# WHAT YOU HAVE TO DO
Check each line of the material below for "going". Report how many have it, with no other words.

(Dataset entries)
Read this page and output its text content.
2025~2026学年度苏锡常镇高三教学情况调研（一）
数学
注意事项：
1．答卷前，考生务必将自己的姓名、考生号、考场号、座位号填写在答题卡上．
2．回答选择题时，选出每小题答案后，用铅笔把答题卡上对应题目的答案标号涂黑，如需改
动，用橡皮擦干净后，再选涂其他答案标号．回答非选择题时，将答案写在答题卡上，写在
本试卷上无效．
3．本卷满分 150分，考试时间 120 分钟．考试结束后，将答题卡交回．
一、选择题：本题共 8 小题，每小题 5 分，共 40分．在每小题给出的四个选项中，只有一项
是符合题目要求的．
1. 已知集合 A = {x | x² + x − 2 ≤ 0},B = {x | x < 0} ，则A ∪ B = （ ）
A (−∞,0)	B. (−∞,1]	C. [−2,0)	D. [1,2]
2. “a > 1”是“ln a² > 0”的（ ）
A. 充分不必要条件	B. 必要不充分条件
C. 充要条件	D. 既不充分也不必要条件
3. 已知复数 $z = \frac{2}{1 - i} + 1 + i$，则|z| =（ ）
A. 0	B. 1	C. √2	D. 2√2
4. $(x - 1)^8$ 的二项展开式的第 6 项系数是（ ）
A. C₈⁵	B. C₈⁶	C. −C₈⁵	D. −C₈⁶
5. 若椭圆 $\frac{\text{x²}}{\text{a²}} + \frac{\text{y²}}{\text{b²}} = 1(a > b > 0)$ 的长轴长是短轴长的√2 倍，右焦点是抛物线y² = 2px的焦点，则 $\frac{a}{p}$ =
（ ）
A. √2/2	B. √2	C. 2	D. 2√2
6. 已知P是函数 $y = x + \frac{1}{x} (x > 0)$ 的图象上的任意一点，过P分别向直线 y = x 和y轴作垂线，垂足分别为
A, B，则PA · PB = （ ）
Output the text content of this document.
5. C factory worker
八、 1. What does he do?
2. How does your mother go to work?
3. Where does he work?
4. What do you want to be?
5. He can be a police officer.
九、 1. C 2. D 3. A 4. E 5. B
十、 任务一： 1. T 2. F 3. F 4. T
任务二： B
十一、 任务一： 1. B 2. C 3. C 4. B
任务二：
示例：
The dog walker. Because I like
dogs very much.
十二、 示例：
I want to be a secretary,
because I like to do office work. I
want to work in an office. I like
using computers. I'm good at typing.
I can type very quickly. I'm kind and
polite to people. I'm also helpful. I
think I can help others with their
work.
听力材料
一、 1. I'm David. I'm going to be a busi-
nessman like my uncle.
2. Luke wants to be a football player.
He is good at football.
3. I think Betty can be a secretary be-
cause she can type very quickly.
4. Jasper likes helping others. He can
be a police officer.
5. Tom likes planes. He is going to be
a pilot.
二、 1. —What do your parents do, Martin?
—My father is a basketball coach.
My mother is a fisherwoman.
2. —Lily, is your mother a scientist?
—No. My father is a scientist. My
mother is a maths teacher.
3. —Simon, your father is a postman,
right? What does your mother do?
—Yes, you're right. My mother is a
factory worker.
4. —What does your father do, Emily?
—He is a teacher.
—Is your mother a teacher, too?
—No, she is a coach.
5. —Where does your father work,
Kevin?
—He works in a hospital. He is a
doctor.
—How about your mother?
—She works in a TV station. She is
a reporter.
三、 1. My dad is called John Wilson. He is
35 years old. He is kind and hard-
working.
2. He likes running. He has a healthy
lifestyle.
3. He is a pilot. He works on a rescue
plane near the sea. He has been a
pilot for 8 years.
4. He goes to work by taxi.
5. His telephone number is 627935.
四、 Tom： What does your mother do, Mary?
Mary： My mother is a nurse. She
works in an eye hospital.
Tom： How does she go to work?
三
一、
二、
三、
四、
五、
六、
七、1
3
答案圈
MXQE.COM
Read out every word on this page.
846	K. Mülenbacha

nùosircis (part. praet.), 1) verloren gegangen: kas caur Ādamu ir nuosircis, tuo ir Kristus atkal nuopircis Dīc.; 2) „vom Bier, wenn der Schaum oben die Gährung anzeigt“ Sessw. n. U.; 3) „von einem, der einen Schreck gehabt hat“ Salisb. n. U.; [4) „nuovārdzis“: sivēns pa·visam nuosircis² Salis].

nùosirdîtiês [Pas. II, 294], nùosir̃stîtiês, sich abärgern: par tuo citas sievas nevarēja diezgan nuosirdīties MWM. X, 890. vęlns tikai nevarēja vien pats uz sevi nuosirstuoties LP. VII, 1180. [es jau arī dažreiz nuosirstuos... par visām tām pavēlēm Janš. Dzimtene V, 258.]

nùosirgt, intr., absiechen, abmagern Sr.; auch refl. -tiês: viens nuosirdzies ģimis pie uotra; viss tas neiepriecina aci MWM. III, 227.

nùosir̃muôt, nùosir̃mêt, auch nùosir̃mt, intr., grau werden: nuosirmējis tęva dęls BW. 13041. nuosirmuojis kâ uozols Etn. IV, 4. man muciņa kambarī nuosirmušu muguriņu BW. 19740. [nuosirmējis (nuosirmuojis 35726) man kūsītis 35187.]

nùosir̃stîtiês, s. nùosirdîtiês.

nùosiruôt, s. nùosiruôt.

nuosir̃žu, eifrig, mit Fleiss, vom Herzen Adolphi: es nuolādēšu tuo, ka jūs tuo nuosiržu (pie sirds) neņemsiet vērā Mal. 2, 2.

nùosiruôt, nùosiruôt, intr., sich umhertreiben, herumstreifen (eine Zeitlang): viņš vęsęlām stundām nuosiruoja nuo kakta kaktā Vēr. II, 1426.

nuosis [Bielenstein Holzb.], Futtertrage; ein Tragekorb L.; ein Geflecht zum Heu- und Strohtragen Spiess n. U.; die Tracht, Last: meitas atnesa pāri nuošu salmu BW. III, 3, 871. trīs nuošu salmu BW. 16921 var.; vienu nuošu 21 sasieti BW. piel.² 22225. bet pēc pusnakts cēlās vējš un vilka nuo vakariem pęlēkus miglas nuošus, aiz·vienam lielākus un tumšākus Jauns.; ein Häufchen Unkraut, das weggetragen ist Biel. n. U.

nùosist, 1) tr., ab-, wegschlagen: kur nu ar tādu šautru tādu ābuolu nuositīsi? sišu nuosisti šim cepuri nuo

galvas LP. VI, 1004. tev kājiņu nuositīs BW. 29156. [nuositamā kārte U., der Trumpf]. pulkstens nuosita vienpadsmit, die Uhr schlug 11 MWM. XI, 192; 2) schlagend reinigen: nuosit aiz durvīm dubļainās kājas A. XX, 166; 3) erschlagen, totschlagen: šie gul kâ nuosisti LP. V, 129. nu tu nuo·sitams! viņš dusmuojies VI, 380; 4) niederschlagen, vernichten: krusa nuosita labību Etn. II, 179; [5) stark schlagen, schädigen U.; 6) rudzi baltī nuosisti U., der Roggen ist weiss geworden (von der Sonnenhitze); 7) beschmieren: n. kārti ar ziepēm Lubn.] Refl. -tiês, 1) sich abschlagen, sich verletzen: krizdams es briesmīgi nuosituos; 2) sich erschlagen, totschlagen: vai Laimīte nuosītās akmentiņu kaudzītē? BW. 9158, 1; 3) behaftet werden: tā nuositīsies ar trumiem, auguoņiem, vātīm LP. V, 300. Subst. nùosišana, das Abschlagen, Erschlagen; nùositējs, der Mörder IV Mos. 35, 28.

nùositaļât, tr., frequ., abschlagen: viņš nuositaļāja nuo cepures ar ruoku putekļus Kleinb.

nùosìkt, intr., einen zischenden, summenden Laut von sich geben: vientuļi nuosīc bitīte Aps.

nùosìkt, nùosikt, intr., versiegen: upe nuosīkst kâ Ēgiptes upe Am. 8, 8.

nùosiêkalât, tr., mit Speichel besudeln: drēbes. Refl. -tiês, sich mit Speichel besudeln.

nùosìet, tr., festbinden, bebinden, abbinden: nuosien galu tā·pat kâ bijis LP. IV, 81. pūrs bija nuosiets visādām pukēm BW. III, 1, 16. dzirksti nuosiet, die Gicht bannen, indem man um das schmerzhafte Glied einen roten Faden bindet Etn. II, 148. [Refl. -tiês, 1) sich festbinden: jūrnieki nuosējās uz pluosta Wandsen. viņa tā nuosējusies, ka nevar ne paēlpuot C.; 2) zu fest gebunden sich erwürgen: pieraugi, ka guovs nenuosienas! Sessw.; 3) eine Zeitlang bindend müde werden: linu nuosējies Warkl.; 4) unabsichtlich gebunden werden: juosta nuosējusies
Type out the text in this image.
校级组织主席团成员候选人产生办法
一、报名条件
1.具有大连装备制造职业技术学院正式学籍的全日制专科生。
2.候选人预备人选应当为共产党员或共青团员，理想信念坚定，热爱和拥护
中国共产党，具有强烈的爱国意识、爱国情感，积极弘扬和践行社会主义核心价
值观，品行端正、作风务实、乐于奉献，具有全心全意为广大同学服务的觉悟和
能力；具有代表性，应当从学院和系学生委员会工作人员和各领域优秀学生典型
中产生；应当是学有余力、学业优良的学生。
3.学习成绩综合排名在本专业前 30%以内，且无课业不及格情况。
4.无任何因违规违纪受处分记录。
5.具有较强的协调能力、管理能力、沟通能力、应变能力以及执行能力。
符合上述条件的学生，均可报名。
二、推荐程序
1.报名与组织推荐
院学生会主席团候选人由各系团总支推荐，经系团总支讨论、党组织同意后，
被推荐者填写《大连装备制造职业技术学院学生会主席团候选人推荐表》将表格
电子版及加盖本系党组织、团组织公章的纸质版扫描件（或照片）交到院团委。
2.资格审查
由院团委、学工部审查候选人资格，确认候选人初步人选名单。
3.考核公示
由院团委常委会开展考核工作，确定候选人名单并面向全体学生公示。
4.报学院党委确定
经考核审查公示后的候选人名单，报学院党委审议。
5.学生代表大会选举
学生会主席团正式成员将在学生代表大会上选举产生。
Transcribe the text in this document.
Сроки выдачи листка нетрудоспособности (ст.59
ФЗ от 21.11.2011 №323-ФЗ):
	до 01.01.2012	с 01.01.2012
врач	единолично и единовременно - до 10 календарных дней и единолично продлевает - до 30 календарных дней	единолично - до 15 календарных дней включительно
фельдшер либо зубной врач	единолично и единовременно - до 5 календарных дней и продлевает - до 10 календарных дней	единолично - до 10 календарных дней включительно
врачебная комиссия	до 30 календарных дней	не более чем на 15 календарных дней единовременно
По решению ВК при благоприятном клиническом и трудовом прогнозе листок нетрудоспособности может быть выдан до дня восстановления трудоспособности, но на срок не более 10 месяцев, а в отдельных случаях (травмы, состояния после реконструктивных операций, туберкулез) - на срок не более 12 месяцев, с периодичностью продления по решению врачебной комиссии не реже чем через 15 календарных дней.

# PROBLEM SOLUTION
2